• PROVIDED INFORMATION
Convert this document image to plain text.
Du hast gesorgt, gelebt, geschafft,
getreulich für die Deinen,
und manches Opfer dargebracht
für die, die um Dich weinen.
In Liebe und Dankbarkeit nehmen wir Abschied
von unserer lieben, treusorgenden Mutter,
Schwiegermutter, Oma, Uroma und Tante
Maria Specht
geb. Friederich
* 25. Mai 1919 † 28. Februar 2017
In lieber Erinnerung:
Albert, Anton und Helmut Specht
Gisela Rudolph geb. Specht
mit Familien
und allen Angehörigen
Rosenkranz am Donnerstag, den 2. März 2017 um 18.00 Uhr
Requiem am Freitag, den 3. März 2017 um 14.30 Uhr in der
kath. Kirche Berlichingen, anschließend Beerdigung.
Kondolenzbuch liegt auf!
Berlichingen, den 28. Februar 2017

• PROBLEM TO WORK ON
Reproduce the whole listing word for word.

• RESULT
Convert this document image to plain text.
Du hast gesorgt, gelebt, geschafft,
getreulich für die Deinen,
und manches Opfer dargebracht
für die, die um Dich weinen.
In Liebe und Dankbarkeit nehmen wir Abschied
von unserer lieben, treusorgenden Mutter,
Schwiegermutter, Oma, Uroma und Tante
Maria Specht
geb. Friederich
* 25. Mai 1919 † 28. Februar 2017
In lieber Erinnerung:
Albert, Anton und Helmut Specht
Gisela Rudolph geb. Specht
mit Familien
und allen Angehörigen
Rosenkranz am Donnerstag, den 2. März 2017 um 18.00 Uhr
Requiem am Freitag, den 3. März 2017 um 14.30 Uhr in der
kath. Kirche Berlichingen, anschließend Beerdigung.
Kondolenzbuch liegt auf!
Berlichingen, den 28. Februar 2017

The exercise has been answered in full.